WHAT THE TASK ASKS:
Search the listing for "data" and copy every line where it appears.

INFORMATION PROVIDED:
-- -- --
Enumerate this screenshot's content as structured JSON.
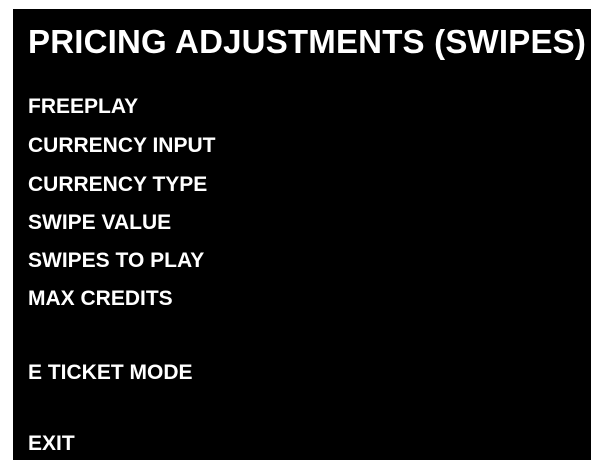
{
  "screen": {
    "title": "PRICING ADJUSTMENTS (SWIPES)",
    "menu_items": [
      {
        "label": "FREEPLAY"
      },
      {
        "label": "CURRENCY INPUT"
      },
      {
        "label": "CURRENCY TYPE"
      },
      {
        "label": "SWIPE VALUE"
      },
      {
        "label": "SWIPES TO PLAY"
      },
      {
        "label": "MAX CREDITS"
      },
      {
        "label": "E TICKET MODE"
      },
      {
        "label": "EXIT"
      }
    ],
    "colors": {
      "background": "#000000",
      "text": "#ffffff"
    }
  }
}
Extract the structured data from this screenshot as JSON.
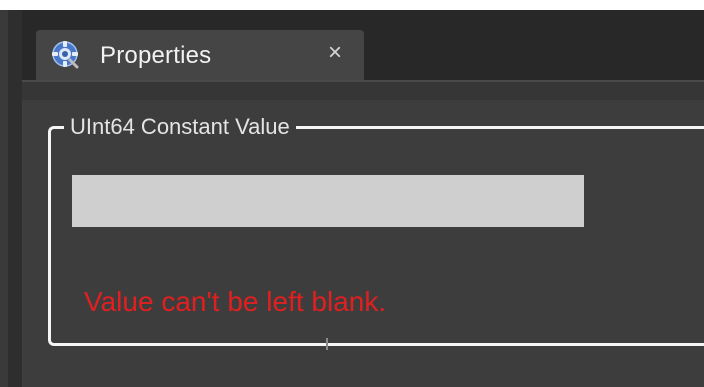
{
  "tab": {
    "title": "Properties",
    "close_glyph": "×",
    "icon": "properties-gear-icon"
  },
  "group": {
    "legend": "UInt64 Constant Value"
  },
  "value_field": {
    "value": "",
    "placeholder": ""
  },
  "validation": {
    "error": "Value can't be left blank.",
    "error_color": "#e02020"
  },
  "colors": {
    "panel": "#3d3d3d",
    "tab": "#454545",
    "input": "#cfcfcf",
    "border": "#f5f5f5"
  }
}
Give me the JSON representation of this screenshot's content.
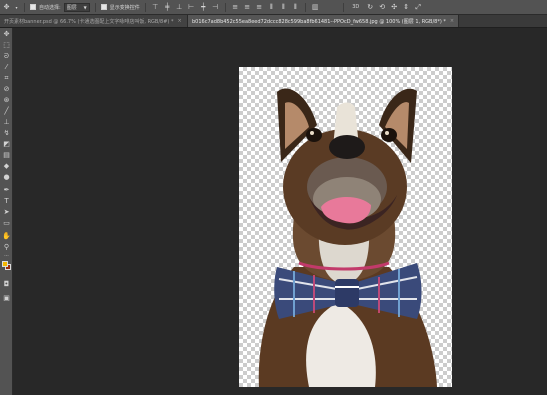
{
  "options_bar": {
    "tool_preset_icon": "move-tool-icon",
    "auto_select_label": "自动选择:",
    "auto_select_target": "图层",
    "show_transform_label": "显示变换控件",
    "colors": {
      "background": "#535353",
      "checkbox": "#e6e6e6"
    }
  },
  "tabs": [
    {
      "label": "开页素材banner.psd @ 66.7% (卡通选图配上文字咏啡店叫饭, RGB/8#) *",
      "close": "×",
      "active": false
    },
    {
      "label": "b016c7ad8b452c55ea8eed72dccc828c599ba8fb61481--PPOcD_fw658.jpg @ 100% (图层 1, RGB/8*) *",
      "close": "×",
      "active": true
    }
  ],
  "toolbar": {
    "tools": [
      "move-tool-icon",
      "marquee-tool-icon",
      "lasso-tool-icon",
      "quick-select-tool-icon",
      "crop-tool-icon",
      "eyedropper-tool-icon",
      "healing-brush-tool-icon",
      "brush-tool-icon",
      "clone-stamp-tool-icon",
      "history-brush-tool-icon",
      "eraser-tool-icon",
      "gradient-tool-icon",
      "blur-tool-icon",
      "dodge-tool-icon",
      "pen-tool-icon",
      "type-tool-icon",
      "path-select-tool-icon",
      "rectangle-tool-icon",
      "hand-tool-icon",
      "zoom-tool-icon",
      "more-tools-icon"
    ],
    "foreground_color": "#f5b700",
    "background_color": "#9b2b0c"
  },
  "canvas": {
    "transparent_checker_colors": [
      "#ffffff",
      "#cccccc"
    ],
    "image_subject": "dog-with-bow-tie"
  }
}
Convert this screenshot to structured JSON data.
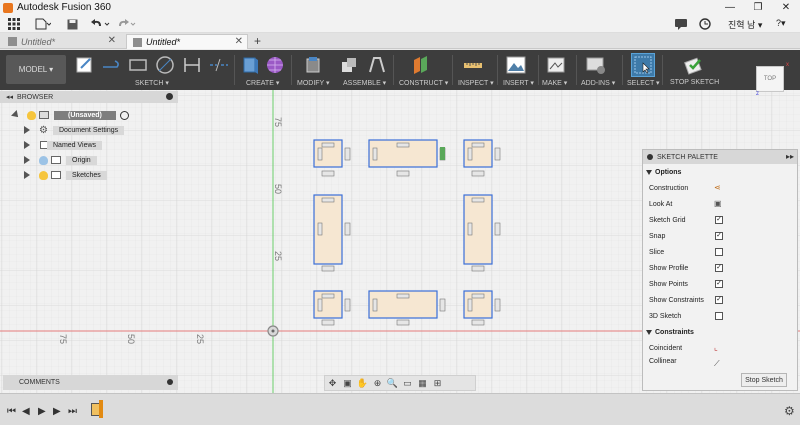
{
  "window": {
    "title": "Autodesk Fusion 360",
    "controls": [
      "—",
      "❐",
      "✕"
    ]
  },
  "qat": {
    "user": "진혁 남 ▾",
    "help": "?▾"
  },
  "tabs": [
    {
      "label": "Untitled*",
      "active": false
    },
    {
      "label": "Untitled*",
      "active": true
    }
  ],
  "toolbar": {
    "workspace": "MODEL ▾",
    "groups": [
      {
        "label": "SKETCH ▾"
      },
      {
        "label": "CREATE ▾"
      },
      {
        "label": "MODIFY ▾"
      },
      {
        "label": "ASSEMBLE ▾"
      },
      {
        "label": "CONSTRUCT ▾"
      },
      {
        "label": "INSPECT ▾"
      },
      {
        "label": "INSERT ▾"
      },
      {
        "label": "MAKE ▾"
      },
      {
        "label": "ADD-INS ▾"
      },
      {
        "label": "SELECT ▾"
      },
      {
        "label": "STOP SKETCH"
      }
    ]
  },
  "viewcube": {
    "label": "TOP",
    "axis_x": "x",
    "axis_z": "z"
  },
  "browser": {
    "title": "BROWSER",
    "items": [
      {
        "label": "(Unsaved)"
      },
      {
        "label": "Document Settings"
      },
      {
        "label": "Named Views"
      },
      {
        "label": "Origin"
      },
      {
        "label": "Sketches"
      }
    ]
  },
  "comments": {
    "title": "COMMENTS"
  },
  "axis_labels": {
    "vertical": [
      "75",
      "50",
      "25"
    ],
    "horizontal": [
      "75",
      "50",
      "25"
    ]
  },
  "palette": {
    "title": "SKETCH PALETTE",
    "options_heading": "Options",
    "options": [
      {
        "label": "Construction",
        "type": "icon",
        "checked": false
      },
      {
        "label": "Look At",
        "type": "icon",
        "checked": false
      },
      {
        "label": "Sketch Grid",
        "type": "check",
        "checked": true
      },
      {
        "label": "Snap",
        "type": "check",
        "checked": true
      },
      {
        "label": "Slice",
        "type": "check",
        "checked": false
      },
      {
        "label": "Show Profile",
        "type": "check",
        "checked": true
      },
      {
        "label": "Show Points",
        "type": "check",
        "checked": true
      },
      {
        "label": "Show Constraints",
        "type": "check",
        "checked": true
      },
      {
        "label": "3D Sketch",
        "type": "check",
        "checked": false
      }
    ],
    "constraints_heading": "Constraints",
    "constraints": [
      {
        "label": "Coincident"
      },
      {
        "label": "Collinear"
      }
    ],
    "stop_button": "Stop Sketch"
  },
  "colors": {
    "accent": "#3e7aa9",
    "profile_fill": "#f6e7d2",
    "profile_stroke": "#3a6fd8",
    "x_axis": "#e57a7a",
    "y_axis": "#6ccf6c"
  }
}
-- -- --
SOLUTION:
Extract the structured data from this screenshot as JSON.
Convert this screenshot to structured JSON data.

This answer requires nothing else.